▶ _BRIEF 1_:
Find every line in the records that contains the string "label" and copy each of those lines.

▶ _SOURCE PASSAGE_:
>> start

The Protestant Reformation spawned a violent division of Christendom into Catholics and Protestants. This brought wars, human displacement, mass migrations — social upheaval that took years to settle.

Now, computers work at the speed of light, disseminating new knowledge; people are brought up short again; disinformation is spreading that’s perplexing, disturbing, destabilizing — promoting mistrust and division, even the questioning of our elections.

People to blame are being sought.

Intolerance and hate are spreading. Political power lost is being craved, upheavals are recurring.

Don Quixote, a seeker after chivalry and knight-errantry, ventured forth attacking windmills in his search for the perfect past, an illusion he wanted to carry back to the present.

Haven’t we all, at times, traveled with him?

>> end

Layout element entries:
>> start

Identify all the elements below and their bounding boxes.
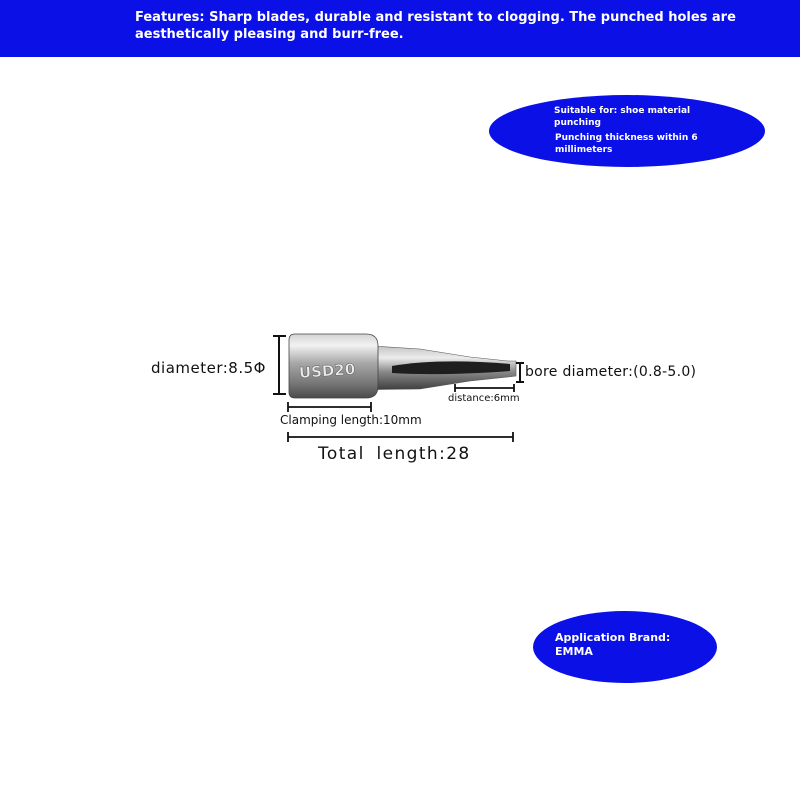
suitable-for-text: Suitable for: shoe material punching [554,106,691,128]
diameter-bracket [273,336,286,394]
thickness-text: Punching thickness within 6 millimeters [555,133,698,155]
diameter-label: diameter:8.5Φ [151,359,266,377]
total-length-label: Total length:28 [318,444,471,464]
clamping-dimension-line [288,402,371,412]
brand-badge [533,611,717,683]
distance-label: distance:6mm [448,393,520,404]
clamping-length-label: Clamping length:10mm [280,413,422,427]
engraving-text: USD20 [298,360,356,382]
total-length-dimension-line [288,432,513,442]
brand-text: Application Brand: EMMA [555,631,671,658]
distance-dimension-line [455,384,514,392]
bore-diameter-label: bore diameter:(0.8-5.0) [525,364,697,380]
bore-bracket [516,363,524,382]
features-text: Features: Sharp blades, durable and resistant to clogging. The punched holes are aesthetically pleasing and burr-free. [135,10,736,42]
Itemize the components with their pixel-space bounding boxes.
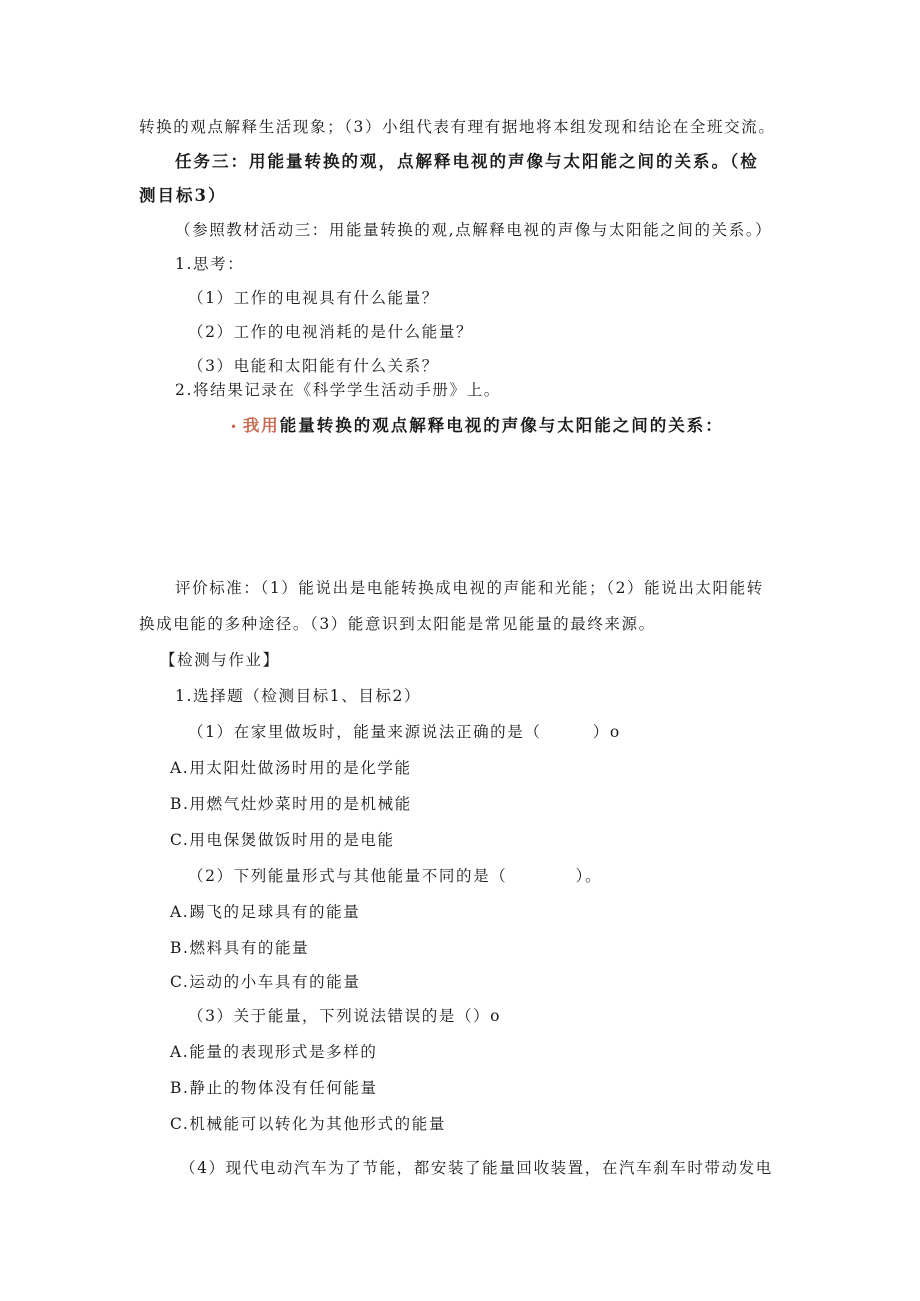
q3-option-b: B.静止的物体没有任何能量	[170, 1079, 378, 1097]
task3-title-line1: 任务三：用能量转换的观，点解释电视的声像与太阳能之间的关系。（检	[175, 152, 759, 171]
q2-option-a: A.踢飞的足球具有的能量	[170, 903, 361, 921]
q2-option-b: B.燃料具有的能量	[170, 939, 310, 957]
q1-option-c: C.用电保煲做饭时用的是电能	[170, 831, 395, 849]
q3-option-a: A.能量的表现形式是多样的	[170, 1043, 378, 1061]
q3-option-c: C.机械能可以转化为其他形式的能量	[170, 1115, 446, 1133]
q1-stem: （1）在家里做坂时，能量来源说法正确的是（ ）o	[188, 723, 621, 741]
q2-option-c: C.运动的小车具有的能量	[170, 973, 361, 991]
answer-me-text: 我用	[242, 416, 280, 435]
task3-reference: （参照教材活动三：用能量转换的观,点解释电视的声像与太阳能之间的关系。）	[175, 221, 773, 239]
q4-stem: （4）现代电动汽车为了节能，都安装了能量回收装置，在汽车刹车时带动发电	[180, 1159, 773, 1177]
q1-option-a: A.用太阳灶做汤时用的是化学能	[170, 759, 412, 777]
think-question-2: （2）工作的电视消耗的是什么能量？	[188, 323, 474, 341]
intro-line: 转换的观点解释生活现象；（3）小组代表有理有据地将本组发现和结论在全班交流。	[139, 118, 776, 136]
think-question-1: （1）工作的电视具有什么能量？	[188, 289, 439, 307]
bullet-dot: •	[230, 420, 239, 434]
evaluation-line2: 换成电能的多种途径。（3）能意识到太阳能是常见能量的最终来源。	[139, 615, 656, 633]
record-instruction: 2.将结果记录在《科学学生活动手册》上。	[175, 381, 501, 399]
q2-stem: （2）下列能量形式与其他能量不同的是（ ）。	[188, 867, 603, 885]
evaluation-line1: 评价标准：（1）能说出是电能转换成电视的声能和光能；（2）能说出太阳能转	[175, 579, 764, 597]
section1-title: 1.选择题（检测目标1、目标2）	[175, 687, 422, 705]
task3-title-line2: 测目标3）	[139, 186, 227, 205]
answer-prompt-text: 能量转换的观点解释电视的声像与太阳能之间的关系：	[279, 416, 724, 435]
think-question-3: （3）电能和太阳能有什么关系？	[188, 357, 439, 375]
homework-heading: 【检测与作业】	[160, 651, 280, 669]
q3-stem: （3）关于能量，下列说法错误的是（）o	[188, 1007, 502, 1025]
think-label: 1.思考：	[175, 255, 245, 273]
q1-option-b: B.用燃气灶炒菜时用的是机械能	[170, 795, 412, 813]
answer-prompt	[230, 415, 724, 438]
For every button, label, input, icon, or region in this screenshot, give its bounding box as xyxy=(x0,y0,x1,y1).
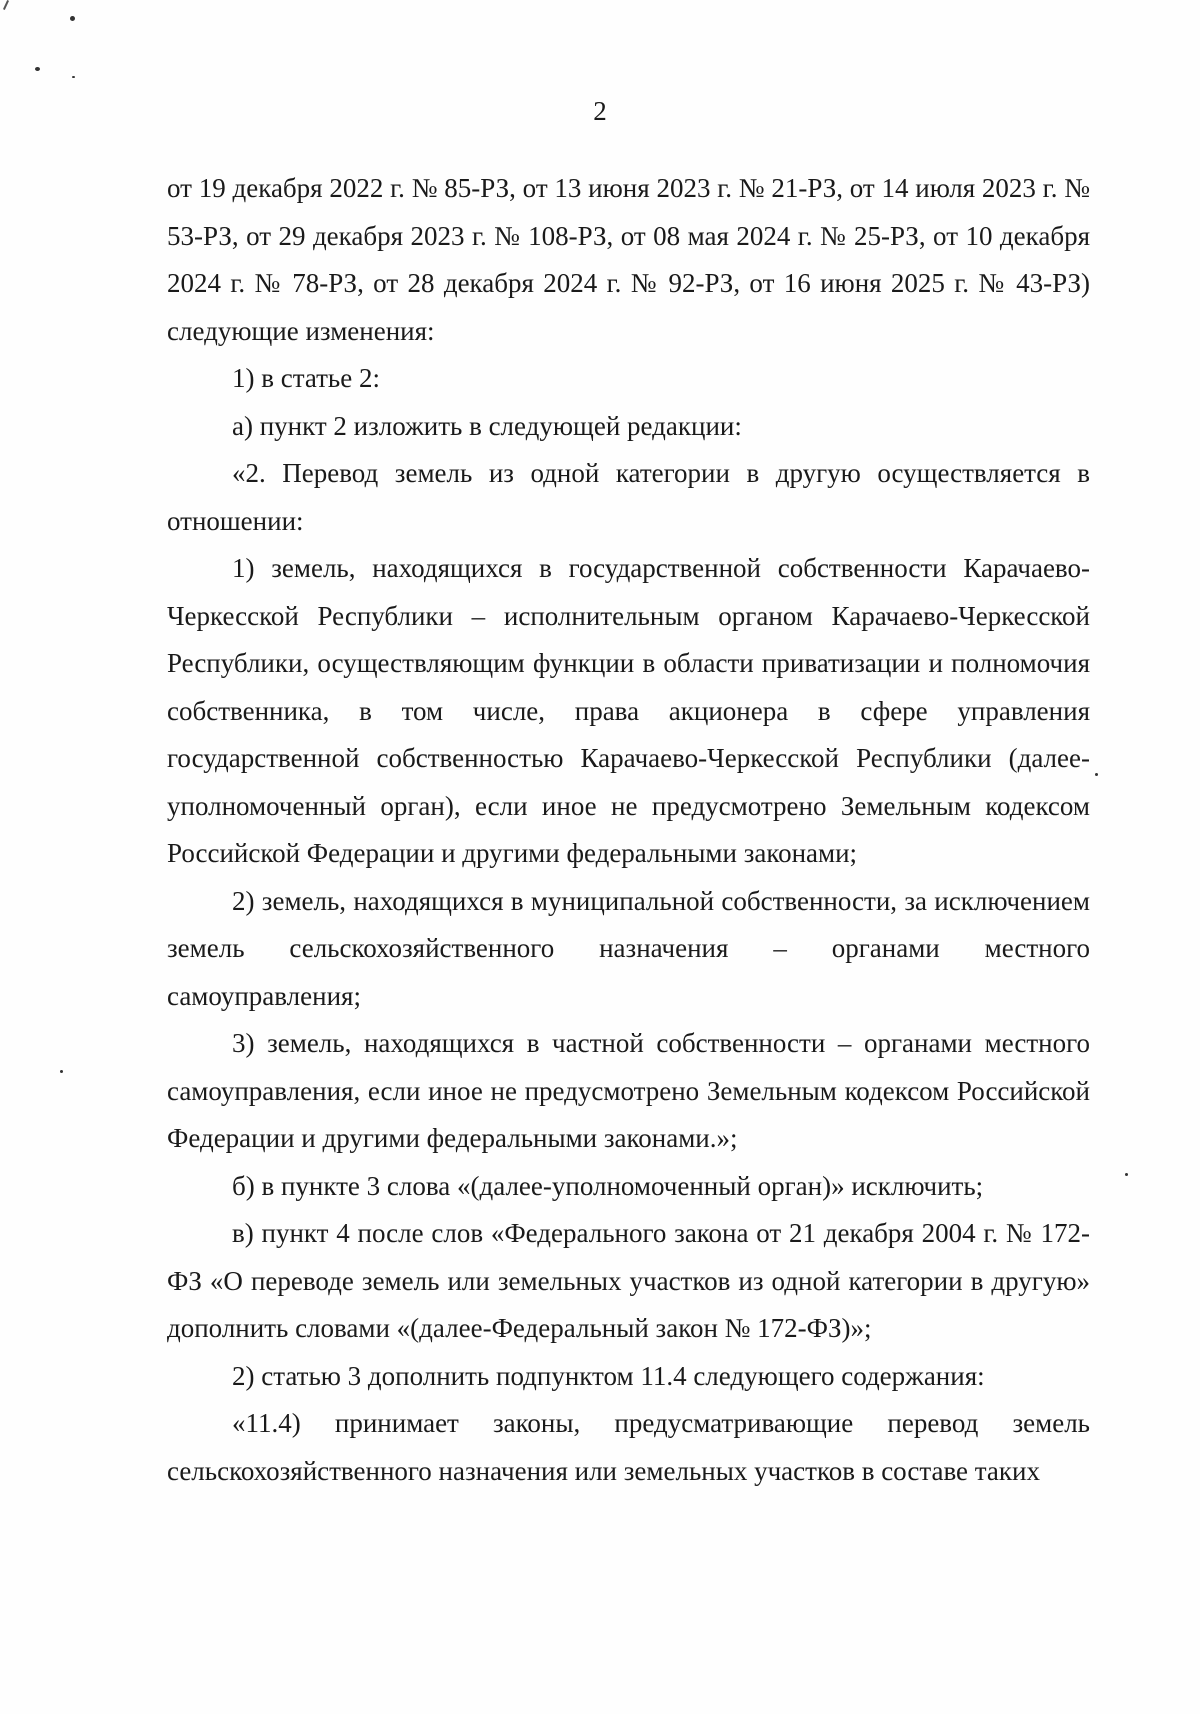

>> end

▶ _BRIEF 2_:
Write what comes next in the passage comparing the Reformation's upheaval with today's spread of disinformation, starting after its final sentence.

▶ _RIGHT ANSWER 1_:
diameter-label: diameter:8.5Φ [151,359,266,377]
total-length-label: Total length:28 [318,444,471,464]
distance-label: distance:6mm [448,393,520,404]
clamping-length-label: Clamping length:10mm [280,413,422,427]
bore-diameter-label: bore diameter:(0.8-5.0) [525,364,697,380]
think-label: 1.思考：	[175, 255, 245, 273]
For every button, label, input, icon, or region in this screenshot, give its bounding box as xyxy=(x0,y0,x1,y1).

▶ _RIGHT ANSWER 2_:
Those days of running doughnuts from climes Bakery, of cleaning the old letterpresses and working to their rhythms have passed. Those printers who set movable type backward now follow other occupations, are retired, are no more, or work with new technologies in computer-guided systems disseminating new knowledge.

Those great times, those wonderful old machines, those good and skillful people have passed through a hole in the wall, and they aren’t coming back.

The hole’s been patched.

Now, out on our own, we need to stick together; there are challenges, too much to lose, much to be thankful for — so much to learn.